### Instruction
Gather the lines from the material that contain "Countries".

### A block of data
....................

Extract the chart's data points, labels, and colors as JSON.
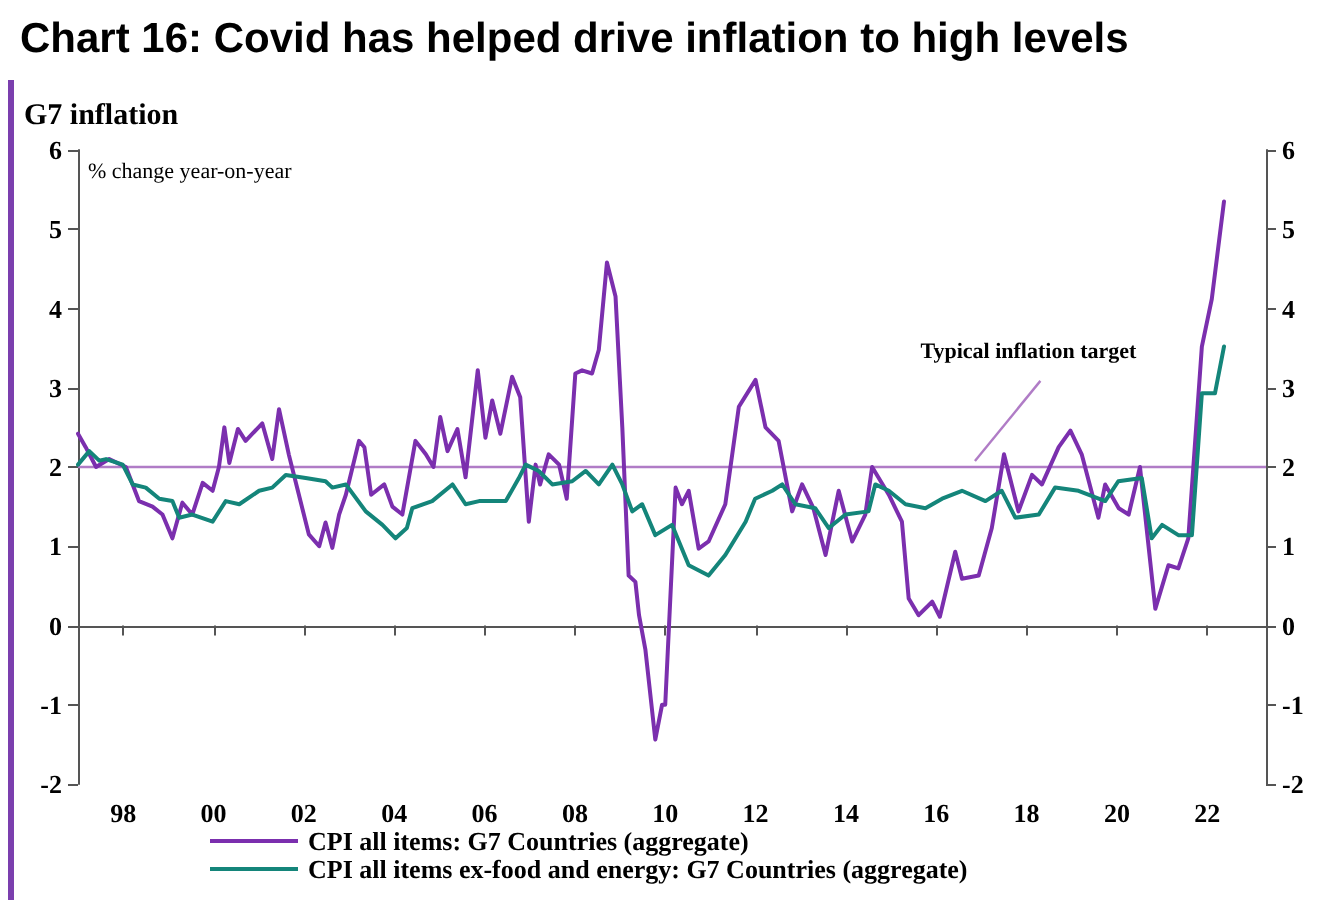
{
  "chart_data": {
    "type": "line",
    "title": "Chart 16: Covid has helped drive inflation to high levels",
    "subtitle": "G7 inflation",
    "ylabel": "% change year-on-year",
    "xlim": [
      1997,
      2023.3
    ],
    "xticks": [
      {
        "value": 1998,
        "label": "98"
      },
      {
        "value": 2000,
        "label": "00"
      },
      {
        "value": 2002,
        "label": "02"
      },
      {
        "value": 2004,
        "label": "04"
      },
      {
        "value": 2006,
        "label": "06"
      },
      {
        "value": 2008,
        "label": "08"
      },
      {
        "value": 2010,
        "label": "10"
      },
      {
        "value": 2012,
        "label": "12"
      },
      {
        "value": 2014,
        "label": "14"
      },
      {
        "value": 2016,
        "label": "16"
      },
      {
        "value": 2018,
        "label": "18"
      },
      {
        "value": 2020,
        "label": "20"
      },
      {
        "value": 2022,
        "label": "22"
      }
    ],
    "ylim": [
      -2,
      6
    ],
    "yticks": [
      -2,
      -1,
      0,
      1,
      2,
      3,
      4,
      5,
      6
    ],
    "y2lim": [
      -2,
      6
    ],
    "y2ticks": [
      -2,
      -1,
      0,
      1,
      2,
      3,
      4,
      5,
      6
    ],
    "grid": false,
    "legend": "bottom",
    "marker": "none",
    "line_style": "solid",
    "ref_lines": [
      {
        "axis": "y",
        "value": 2,
        "label": "Typical inflation target",
        "color": "#b07cc6"
      }
    ],
    "series": [
      {
        "name": "CPI all items: G7 Countries (aggregate)",
        "color": "#7b2fae",
        "x": [
          1997.0,
          1997.17,
          1997.4,
          1997.69,
          1998.06,
          1998.35,
          1998.65,
          1998.87,
          1999.09,
          1999.31,
          1999.53,
          1999.76,
          1999.98,
          2000.12,
          2000.24,
          2000.35,
          2000.54,
          2000.71,
          2001.08,
          2001.3,
          2001.45,
          2001.67,
          2001.89,
          2002.11,
          2002.34,
          2002.48,
          2002.63,
          2002.78,
          2002.93,
          2003.22,
          2003.34,
          2003.49,
          2003.78,
          2003.96,
          2004.18,
          2004.47,
          2004.7,
          2004.87,
          2005.02,
          2005.18,
          2005.4,
          2005.58,
          2005.85,
          2006.02,
          2006.17,
          2006.35,
          2006.61,
          2006.79,
          2006.98,
          2007.13,
          2007.23,
          2007.42,
          2007.65,
          2007.82,
          2008.01,
          2008.16,
          2008.38,
          2008.53,
          2008.71,
          2008.9,
          2009.05,
          2009.19,
          2009.34,
          2009.42,
          2009.56,
          2009.78,
          2009.93,
          2010.0,
          2010.23,
          2010.37,
          2010.52,
          2010.74,
          2010.96,
          2011.33,
          2011.63,
          2012.0,
          2012.22,
          2012.51,
          2012.81,
          2013.03,
          2013.28,
          2013.55,
          2013.84,
          2014.14,
          2014.43,
          2014.58,
          2014.95,
          2015.24,
          2015.39,
          2015.61,
          2015.91,
          2016.08,
          2016.42,
          2016.57,
          2016.94,
          2017.23,
          2017.5,
          2017.82,
          2018.12,
          2018.34,
          2018.71,
          2018.97,
          2019.22,
          2019.59,
          2019.74,
          2020.04,
          2020.26,
          2020.51,
          2020.85,
          2021.14,
          2021.36,
          2021.58,
          2021.88,
          2022.1,
          2022.37
        ],
        "values": [
          2.42,
          2.25,
          2.0,
          2.1,
          2.0,
          1.57,
          1.5,
          1.4,
          1.1,
          1.55,
          1.4,
          1.8,
          1.7,
          2.0,
          2.5,
          2.05,
          2.48,
          2.33,
          2.55,
          2.1,
          2.73,
          2.15,
          1.65,
          1.15,
          1.0,
          1.3,
          0.98,
          1.4,
          1.65,
          2.33,
          2.25,
          1.65,
          1.78,
          1.5,
          1.4,
          2.33,
          2.16,
          2.0,
          2.63,
          2.2,
          2.48,
          1.87,
          3.22,
          2.37,
          2.84,
          2.42,
          3.14,
          2.88,
          1.31,
          2.03,
          1.78,
          2.16,
          2.03,
          1.6,
          3.18,
          3.22,
          3.18,
          3.48,
          4.58,
          4.15,
          2.5,
          0.63,
          0.55,
          0.13,
          -0.3,
          -1.44,
          -1.0,
          -1.0,
          1.74,
          1.53,
          1.7,
          0.97,
          1.06,
          1.53,
          2.76,
          3.1,
          2.5,
          2.33,
          1.44,
          1.78,
          1.48,
          0.89,
          1.7,
          1.06,
          1.4,
          2.0,
          1.65,
          1.31,
          0.34,
          0.13,
          0.3,
          0.11,
          0.93,
          0.59,
          0.63,
          1.23,
          2.16,
          1.44,
          1.9,
          1.78,
          2.25,
          2.46,
          2.16,
          1.36,
          1.78,
          1.48,
          1.4,
          2.0,
          0.21,
          0.76,
          0.72,
          1.1,
          3.52,
          4.12,
          5.35
        ]
      },
      {
        "name": "CPI all items ex-food and energy: G7 Countries (aggregate)",
        "color": "#14857a",
        "x": [
          1997.0,
          1997.25,
          1997.47,
          1997.62,
          1997.99,
          1998.21,
          1998.5,
          1998.8,
          1999.09,
          1999.24,
          1999.53,
          1999.98,
          2000.27,
          2000.57,
          2001.01,
          2001.3,
          2001.6,
          2002.04,
          2002.48,
          2002.63,
          2002.93,
          2003.37,
          2003.74,
          2004.03,
          2004.28,
          2004.4,
          2004.84,
          2005.29,
          2005.58,
          2005.88,
          2006.47,
          2006.76,
          2006.91,
          2007.2,
          2007.5,
          2007.94,
          2008.24,
          2008.53,
          2008.83,
          2009.05,
          2009.27,
          2009.49,
          2009.78,
          2010.15,
          2010.52,
          2010.96,
          2011.33,
          2011.78,
          2011.99,
          2012.37,
          2012.59,
          2012.88,
          2013.32,
          2013.62,
          2013.99,
          2014.5,
          2014.65,
          2014.95,
          2015.32,
          2015.76,
          2016.13,
          2016.57,
          2017.09,
          2017.45,
          2017.75,
          2018.27,
          2018.63,
          2019.15,
          2019.74,
          2020.03,
          2020.55,
          2020.77,
          2021.0,
          2021.36,
          2021.66,
          2021.88,
          2022.17,
          2022.37
        ],
        "values": [
          2.03,
          2.2,
          2.08,
          2.1,
          2.03,
          1.78,
          1.74,
          1.6,
          1.57,
          1.36,
          1.4,
          1.31,
          1.57,
          1.53,
          1.7,
          1.74,
          1.9,
          1.86,
          1.82,
          1.74,
          1.78,
          1.44,
          1.27,
          1.1,
          1.23,
          1.48,
          1.57,
          1.78,
          1.53,
          1.57,
          1.57,
          1.86,
          2.03,
          1.95,
          1.78,
          1.82,
          1.95,
          1.78,
          2.03,
          1.78,
          1.44,
          1.53,
          1.14,
          1.27,
          0.76,
          0.63,
          0.89,
          1.31,
          1.6,
          1.7,
          1.78,
          1.53,
          1.48,
          1.23,
          1.4,
          1.44,
          1.78,
          1.7,
          1.53,
          1.48,
          1.6,
          1.7,
          1.57,
          1.7,
          1.36,
          1.4,
          1.74,
          1.7,
          1.57,
          1.82,
          1.86,
          1.1,
          1.27,
          1.14,
          1.14,
          2.93,
          2.93,
          3.52
        ]
      }
    ]
  }
}
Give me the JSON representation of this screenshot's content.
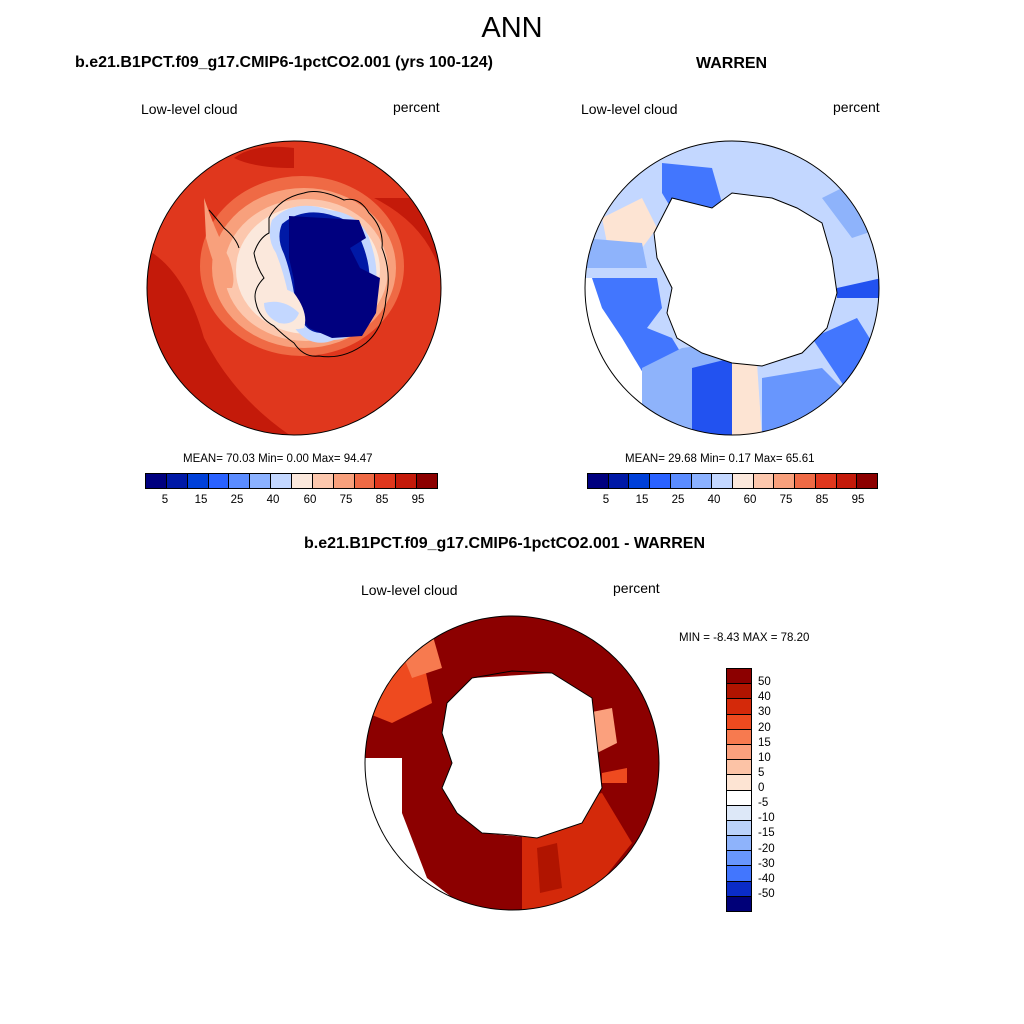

....................

### Task response
        "name": "CPI all items: G7 Countries (aggregate)",
        "name": "CPI all items ex-food and energy: G7 Countries (aggregate)",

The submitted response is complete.